## Input for this task
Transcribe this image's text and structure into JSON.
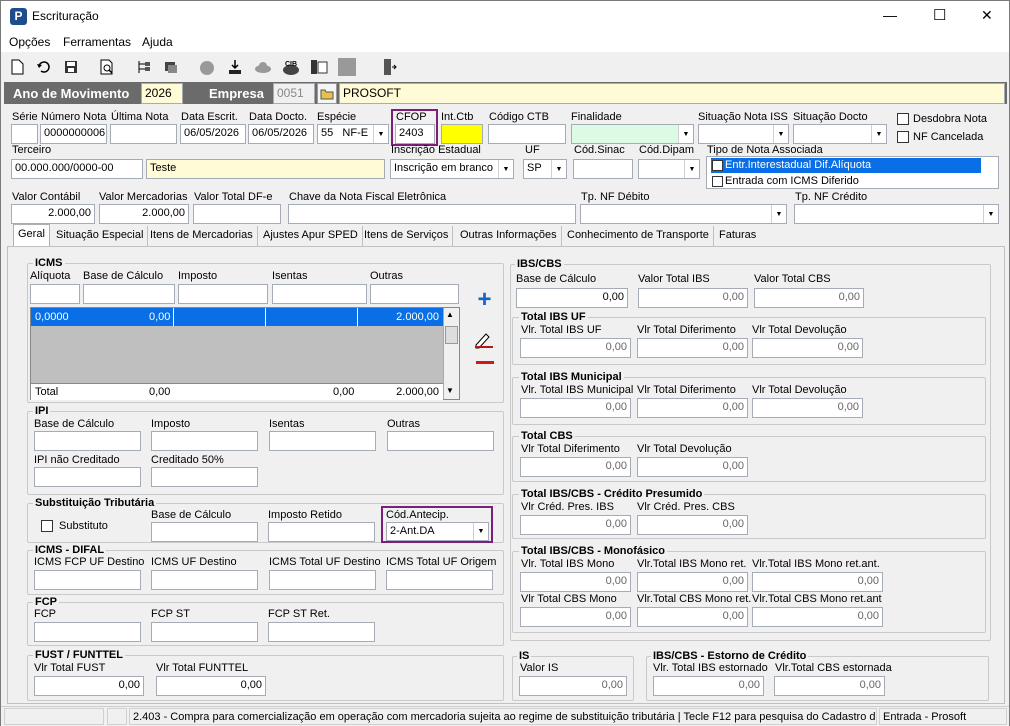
{
  "window": {
    "title": "Escrituração",
    "min": "—",
    "max": "☐",
    "close": "✕"
  },
  "menu": [
    "Opções",
    "Ferramentas",
    "Ajuda"
  ],
  "header": {
    "ano_label": "Ano de Movimento",
    "ano_value": "2026",
    "empresa_label": "Empresa",
    "empresa_code": "0051",
    "empresa_name": "PROSOFT"
  },
  "form": {
    "serie_label": "Série",
    "serie": "",
    "numero_label": "Número Nota",
    "numero": "0000000006",
    "ultima_label": "Última Nota",
    "ultima": "",
    "data_escrit_label": "Data Escrit.",
    "data_escrit": "06/05/2026",
    "data_docto_label": "Data Docto.",
    "data_docto": "06/05/2026",
    "especie_label": "Espécie",
    "especie_code": "55",
    "especie_value": "NF-E",
    "cfop_label": "CFOP",
    "cfop": "2403",
    "intctb_label": "Int.Ctb",
    "intctb": "",
    "codigo_ctb_label": "Código CTB",
    "codigo_ctb": "",
    "finalidade_label": "Finalidade",
    "finalidade": "",
    "sit_iss_label": "Situação Nota ISS",
    "sit_iss": "",
    "sit_docto_label": "Situação Docto",
    "sit_docto": "",
    "desdobra_label": "Desdobra Nota",
    "nf_cancelada_label": "NF Cancelada",
    "terceiro_label": "Terceiro",
    "terceiro_doc": "00.000.000/0000-00",
    "terceiro_nome": "Teste",
    "inscricao_label": "Inscrição Estadual",
    "inscricao": "Inscrição em branco",
    "uf_label": "UF",
    "uf": "SP",
    "cod_sinac_label": "Cód.Sinac",
    "cod_sinac": "",
    "cod_dipam_label": "Cód.Dipam",
    "cod_dipam": "",
    "tipo_nota_label": "Tipo de Nota Associada",
    "tipo_nota_items": [
      "Entr.Interestadual Dif.Alíquota",
      "Entrada com ICMS Diferido"
    ],
    "valor_contabil_label": "Valor Contábil",
    "valor_contabil": "2.000,00",
    "valor_merc_label": "Valor Mercadorias",
    "valor_merc": "2.000,00",
    "valor_dfe_label": "Valor Total DF-e",
    "valor_dfe": "",
    "chave_label": "Chave da Nota Fiscal Eletrônica",
    "chave": "",
    "tp_debito_label": "Tp. NF Débito",
    "tp_debito": "",
    "tp_credito_label": "Tp. NF Crédito",
    "tp_credito": ""
  },
  "tabs": [
    "Geral",
    "Situação Especial",
    "Itens de Mercadorias",
    "Ajustes Apur SPED",
    "Itens de Serviços",
    "Outras Informações",
    "Conhecimento de Transporte",
    "Faturas"
  ],
  "icms": {
    "title": "ICMS",
    "aliquota": "Alíquota",
    "base": "Base de Cálculo",
    "imposto": "Imposto",
    "isentas": "Isentas",
    "outras": "Outras",
    "row": [
      "0,0000",
      "0,00",
      "",
      "",
      "2.000,00"
    ],
    "total_label": "Total",
    "total": [
      "0,00",
      "0,00",
      "2.000,00"
    ]
  },
  "ipi": {
    "title": "IPI",
    "base": "Base de Cálculo",
    "imposto": "Imposto",
    "isentas": "Isentas",
    "outras": "Outras",
    "nao_cred": "IPI não Creditado",
    "cred50": "Creditado 50%"
  },
  "st": {
    "title": "Substituição Tributária",
    "substituto": "Substituto",
    "base": "Base de Cálculo",
    "retido": "Imposto Retido",
    "cod_antecip": "Cód.Antecip.",
    "cod_antecip_value": "2-Ant.DA"
  },
  "difal": {
    "title": "ICMS - DIFAL",
    "fcp": "ICMS FCP UF Destino",
    "uf_dest": "ICMS UF Destino",
    "total_dest": "ICMS Total UF Destino",
    "total_orig": "ICMS Total UF Origem"
  },
  "fcp": {
    "title": "FCP",
    "fcp": "FCP",
    "fcp_st": "FCP ST",
    "fcp_st_ret": "FCP ST Ret."
  },
  "fust": {
    "title": "FUST / FUNTTEL",
    "vlr_fust": "Vlr Total FUST",
    "vlr_funttel": "Vlr Total FUNTTEL",
    "v1": "0,00",
    "v2": "0,00"
  },
  "ibs": {
    "title": "IBS/CBS",
    "base": "Base de Cálculo",
    "vt_ibs": "Valor Total IBS",
    "vt_cbs": "Valor Total CBS",
    "base_v": "0,00",
    "vt_ibs_v": "0,00",
    "vt_cbs_v": "0,00",
    "uf_title": "Total IBS UF",
    "uf1": "Vlr. Total IBS UF",
    "uf2": "Vlr Total Diferimento",
    "uf3": "Vlr Total Devolução",
    "mun_title": "Total IBS Municipal",
    "mun1": "Vlr. Total IBS Municipal",
    "mun2": "Vlr Total Diferimento",
    "mun3": "Vlr Total Devolução",
    "cbs_title": "Total CBS",
    "cbs1": "Vlr Total Diferimento",
    "cbs2": "Vlr Total Devolução",
    "cp_title": "Total IBS/CBS - Crédito Presumido",
    "cp1": "Vlr Créd. Pres. IBS",
    "cp2": "Vlr Créd. Pres. CBS",
    "mono_title": "Total IBS/CBS - Monofásico",
    "m1": "Vlr. Total IBS Mono",
    "m2": "Vlr.Total IBS Mono ret.",
    "m3": "Vlr.Total IBS Mono ret.ant.",
    "m4": "Vlr Total CBS Mono",
    "m5": "Vlr.Total CBS Mono ret.",
    "m6": "Vlr.Total CBS Mono ret.ant",
    "zero": "0,00"
  },
  "is": {
    "title": "IS",
    "valor": "Valor IS",
    "v": "0,00"
  },
  "estorno": {
    "title": "IBS/CBS - Estorno de Crédito",
    "e1": "Vlr. Total IBS estornado",
    "e2": "Vlr.Total CBS estornada",
    "v1": "0,00",
    "v2": "0,00"
  },
  "status": {
    "text": "2.403 - Compra para comercialização em operação com mercadoria sujeita ao regime de substituição tributária | Tecle F12 para pesquisa do Cadastro d",
    "right": "Entrada - Prosoft"
  }
}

## Given exercise
Pick out the lines that contain "Creditado" and copy them.

## Reply
    "nao_cred": "IPI não Creditado",
    "cred50": "Creditado 50%"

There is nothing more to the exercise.